## DATA SUPPLIED

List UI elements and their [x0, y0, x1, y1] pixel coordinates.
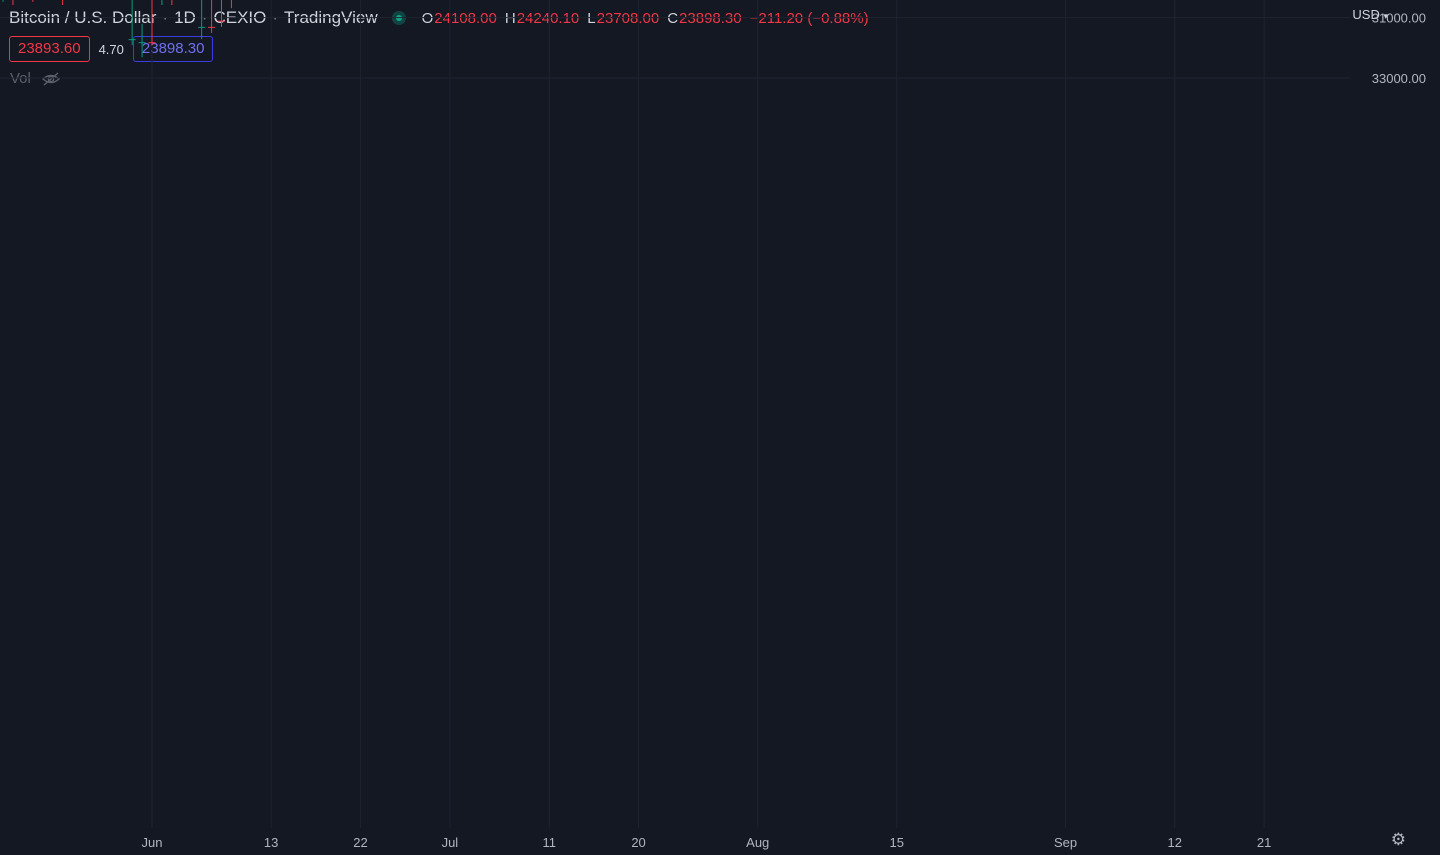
bid-ask-row: 23893.60 4.70 23898.30 — [9, 36, 214, 62]
spread-value: 4.70 — [98, 41, 124, 57]
price-axis: 33000.0031000.0029000.0028000.0027000.00… — [1372, 11, 1426, 86]
candle-down — [218, 0, 226, 27]
buy-price-button[interactable]: 23898.30 — [132, 36, 214, 62]
candle-down — [62, 0, 64, 6]
time-tick-label: Jun — [142, 835, 163, 850]
candle-down — [32, 0, 34, 2]
price-tick-label: 33000.00 — [1372, 71, 1426, 86]
price-tick-label: 31000.00 — [1372, 11, 1426, 26]
candle-body — [128, 39, 136, 41]
time-tick-label: Aug — [746, 835, 769, 850]
candle-up — [161, 0, 163, 6]
time-tick-label: 11 — [542, 835, 556, 850]
chart-grid — [0, 0, 1350, 828]
currency-selector[interactable]: USD ▾ — [1352, 7, 1388, 22]
candle-up — [138, 23, 146, 58]
candle-down — [148, 0, 156, 46]
candle-down — [171, 0, 173, 6]
candle-body — [208, 26, 216, 28]
time-tick-label: 12 — [1168, 835, 1182, 850]
time-tick-label: 20 — [631, 835, 645, 850]
candle-body — [218, 20, 226, 22]
candle-up — [198, 0, 206, 40]
time-tick-label: Sep — [1054, 835, 1077, 850]
sell-price-button[interactable]: 23893.60 — [9, 36, 90, 62]
candles — [2, 0, 232, 58]
time-axis: Jun 13 22 Jul 11 20 Aug 15 Sep 12 21 — [142, 835, 1272, 850]
candle-down — [208, 0, 216, 34]
time-tick-label: 13 — [264, 835, 278, 850]
gear-icon[interactable]: ⚙ — [1390, 830, 1406, 849]
currency-label: USD — [1352, 7, 1380, 22]
candle-body — [148, 42, 156, 44]
candle-body — [198, 26, 206, 28]
time-tick-label: 21 — [1257, 835, 1271, 850]
time-tick-label: Jul — [442, 835, 459, 850]
time-tick-label: 15 — [890, 835, 904, 850]
candle-down — [230, 0, 232, 9]
chevron-down-icon: ▾ — [1383, 11, 1388, 21]
candle-up — [2, 0, 4, 2]
candle-down — [12, 0, 14, 6]
candle-body — [138, 42, 146, 44]
time-tick-label: 22 — [353, 835, 367, 850]
candle-up — [128, 0, 136, 46]
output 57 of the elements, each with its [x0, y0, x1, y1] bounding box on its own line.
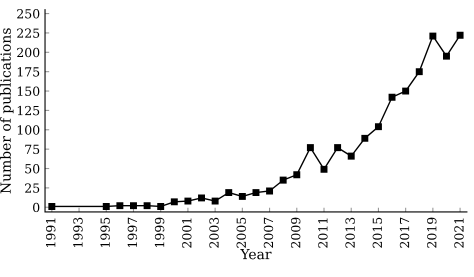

## GOAL OF THE EXERCISE
Copy every line of the records above word for word, leaving out the pictures.

## TASK RESPONSE
List UI elements and their [x0, y0, x1, y1] pixel coordinates.
bid-ask-row: 23893.60 4.70 23898.30 — [9, 36, 214, 62]
spread-value: 4.70 — [98, 41, 124, 57]
price-axis: 33000.0031000.0029000.0028000.0027000.00… — [1372, 11, 1426, 86]
candle-down — [218, 0, 226, 27]
buy-price-button[interactable]: 23898.30 — [132, 36, 214, 62]
candle-down — [62, 0, 64, 6]
time-tick-label: Jun — [142, 835, 163, 850]
candle-down — [32, 0, 34, 2]
price-tick-label: 33000.00 — [1372, 71, 1426, 86]
price-tick-label: 31000.00 — [1372, 11, 1426, 26]
candle-body — [128, 39, 136, 41]
time-tick-label: Aug — [746, 835, 769, 850]
candle-up — [161, 0, 163, 6]
time-tick-label: 11 — [542, 835, 556, 850]
chart-grid — [0, 0, 1350, 828]
currency-selector[interactable]: USD ▾ — [1352, 7, 1388, 22]
candle-up — [138, 23, 146, 58]
candle-down — [148, 0, 156, 46]
candle-down — [171, 0, 173, 6]
candle-body — [208, 26, 216, 28]
time-tick-label: 12 — [1168, 835, 1182, 850]
time-tick-label: 20 — [631, 835, 645, 850]
candle-body — [218, 20, 226, 22]
candle-up — [198, 0, 206, 40]
time-tick-label: Sep — [1054, 835, 1077, 850]
sell-price-button[interactable]: 23893.60 — [9, 36, 90, 62]
candles — [2, 0, 232, 58]
time-axis: Jun 13 22 Jul 11 20 Aug 15 Sep 12 21 — [142, 835, 1272, 850]
candle-down — [208, 0, 216, 34]
time-tick-label: 13 — [264, 835, 278, 850]
gear-icon[interactable]: ⚙ — [1390, 830, 1406, 849]
currency-label: USD — [1352, 7, 1380, 22]
candle-body — [148, 42, 156, 44]
candle-body — [198, 26, 206, 28]
time-tick-label: 21 — [1257, 835, 1271, 850]
time-tick-label: Jul — [442, 835, 459, 850]
time-tick-label: 15 — [890, 835, 904, 850]
candle-down — [230, 0, 232, 9]
chevron-down-icon: ▾ — [1383, 11, 1388, 21]
candle-up — [2, 0, 4, 2]
candle-down — [12, 0, 14, 6]
candle-body — [138, 42, 146, 44]
time-tick-label: 22 — [353, 835, 367, 850]
candle-up — [128, 0, 136, 46]
output 57 of the elements, each with its [x0, y0, x1, y1] bounding box on its own line.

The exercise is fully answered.